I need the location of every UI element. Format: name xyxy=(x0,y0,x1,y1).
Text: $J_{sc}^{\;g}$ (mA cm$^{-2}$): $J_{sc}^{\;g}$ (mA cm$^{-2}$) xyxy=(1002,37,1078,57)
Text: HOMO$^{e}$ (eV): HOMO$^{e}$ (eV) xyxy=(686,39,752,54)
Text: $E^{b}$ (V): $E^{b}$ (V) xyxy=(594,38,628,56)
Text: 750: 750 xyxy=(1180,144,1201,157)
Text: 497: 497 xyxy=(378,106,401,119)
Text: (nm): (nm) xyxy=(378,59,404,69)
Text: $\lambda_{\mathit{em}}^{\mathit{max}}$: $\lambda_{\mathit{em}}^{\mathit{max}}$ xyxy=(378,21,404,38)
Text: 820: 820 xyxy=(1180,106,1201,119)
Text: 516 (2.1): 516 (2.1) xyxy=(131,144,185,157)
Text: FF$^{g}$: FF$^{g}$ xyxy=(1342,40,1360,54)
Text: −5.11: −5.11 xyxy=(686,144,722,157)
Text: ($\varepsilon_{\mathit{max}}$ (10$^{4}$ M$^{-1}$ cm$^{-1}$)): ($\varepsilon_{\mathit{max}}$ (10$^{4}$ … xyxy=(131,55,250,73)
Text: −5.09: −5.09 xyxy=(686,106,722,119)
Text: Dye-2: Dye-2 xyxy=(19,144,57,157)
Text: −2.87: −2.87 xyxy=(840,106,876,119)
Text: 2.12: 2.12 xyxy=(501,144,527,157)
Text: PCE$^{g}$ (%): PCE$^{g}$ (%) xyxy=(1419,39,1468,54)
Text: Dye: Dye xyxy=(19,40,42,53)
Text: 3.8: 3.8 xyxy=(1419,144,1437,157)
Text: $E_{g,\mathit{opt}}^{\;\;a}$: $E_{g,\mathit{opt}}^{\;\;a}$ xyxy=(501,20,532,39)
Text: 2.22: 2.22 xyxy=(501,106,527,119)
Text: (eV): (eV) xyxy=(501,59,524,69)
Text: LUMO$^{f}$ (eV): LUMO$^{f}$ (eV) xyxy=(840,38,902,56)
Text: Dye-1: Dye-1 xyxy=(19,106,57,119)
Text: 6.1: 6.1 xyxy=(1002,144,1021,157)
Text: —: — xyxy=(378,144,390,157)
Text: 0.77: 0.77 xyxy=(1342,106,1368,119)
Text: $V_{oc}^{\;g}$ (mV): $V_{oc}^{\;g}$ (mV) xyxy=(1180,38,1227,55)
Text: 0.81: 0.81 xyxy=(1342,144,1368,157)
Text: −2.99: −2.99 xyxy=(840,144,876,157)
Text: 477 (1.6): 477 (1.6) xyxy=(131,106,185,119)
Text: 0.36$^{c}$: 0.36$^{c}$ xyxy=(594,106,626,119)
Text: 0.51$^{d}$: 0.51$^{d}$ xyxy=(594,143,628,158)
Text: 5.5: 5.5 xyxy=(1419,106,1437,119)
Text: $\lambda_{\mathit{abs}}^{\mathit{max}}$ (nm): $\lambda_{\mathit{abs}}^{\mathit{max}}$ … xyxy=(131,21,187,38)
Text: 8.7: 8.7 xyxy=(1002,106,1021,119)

⁂

• **AIM OF THE EXERCISE**
Rewrite all of the entries with every occurrence of "Dye-1" changed to "Dye-A" and nothing else altered.

• **RESULT FOR THIS EXERCISE**
I need the location of every UI element. Format: name xyxy=(x0,y0,x1,y1).
Text: $J_{sc}^{\;g}$ (mA cm$^{-2}$): $J_{sc}^{\;g}$ (mA cm$^{-2}$) xyxy=(1002,37,1078,57)
Text: HOMO$^{e}$ (eV): HOMO$^{e}$ (eV) xyxy=(686,39,752,54)
Text: $E^{b}$ (V): $E^{b}$ (V) xyxy=(594,38,628,56)
Text: 750: 750 xyxy=(1180,144,1201,157)
Text: 497: 497 xyxy=(378,106,401,119)
Text: (nm): (nm) xyxy=(378,59,404,69)
Text: $\lambda_{\mathit{em}}^{\mathit{max}}$: $\lambda_{\mathit{em}}^{\mathit{max}}$ xyxy=(378,21,404,38)
Text: 820: 820 xyxy=(1180,106,1201,119)
Text: 516 (2.1): 516 (2.1) xyxy=(131,144,185,157)
Text: FF$^{g}$: FF$^{g}$ xyxy=(1342,40,1360,54)
Text: −5.11: −5.11 xyxy=(686,144,722,157)
Text: ($\varepsilon_{\mathit{max}}$ (10$^{4}$ M$^{-1}$ cm$^{-1}$)): ($\varepsilon_{\mathit{max}}$ (10$^{4}$ … xyxy=(131,55,250,73)
Text: −5.09: −5.09 xyxy=(686,106,722,119)
Text: Dye-2: Dye-2 xyxy=(19,144,57,157)
Text: −2.87: −2.87 xyxy=(840,106,876,119)
Text: 2.12: 2.12 xyxy=(501,144,527,157)
Text: PCE$^{g}$ (%): PCE$^{g}$ (%) xyxy=(1419,39,1468,54)
Text: Dye: Dye xyxy=(19,40,42,53)
Text: 3.8: 3.8 xyxy=(1419,144,1437,157)
Text: $E_{g,\mathit{opt}}^{\;\;a}$: $E_{g,\mathit{opt}}^{\;\;a}$ xyxy=(501,20,532,39)
Text: 2.22: 2.22 xyxy=(501,106,527,119)
Text: (eV): (eV) xyxy=(501,59,524,69)
Text: LUMO$^{f}$ (eV): LUMO$^{f}$ (eV) xyxy=(840,38,902,56)
Text: Dye-A: Dye-A xyxy=(19,106,57,119)
Text: 6.1: 6.1 xyxy=(1002,144,1021,157)
Text: —: — xyxy=(378,144,390,157)
Text: 0.77: 0.77 xyxy=(1342,106,1368,119)
Text: $V_{oc}^{\;g}$ (mV): $V_{oc}^{\;g}$ (mV) xyxy=(1180,38,1227,55)
Text: 0.81: 0.81 xyxy=(1342,144,1368,157)
Text: −2.99: −2.99 xyxy=(840,144,876,157)
Text: 477 (1.6): 477 (1.6) xyxy=(131,106,185,119)
Text: 0.36$^{c}$: 0.36$^{c}$ xyxy=(594,106,626,119)
Text: 0.51$^{d}$: 0.51$^{d}$ xyxy=(594,143,628,158)
Text: 5.5: 5.5 xyxy=(1419,106,1437,119)
Text: $\lambda_{\mathit{abs}}^{\mathit{max}}$ (nm): $\lambda_{\mathit{abs}}^{\mathit{max}}$ … xyxy=(131,21,187,38)
Text: 8.7: 8.7 xyxy=(1002,106,1021,119)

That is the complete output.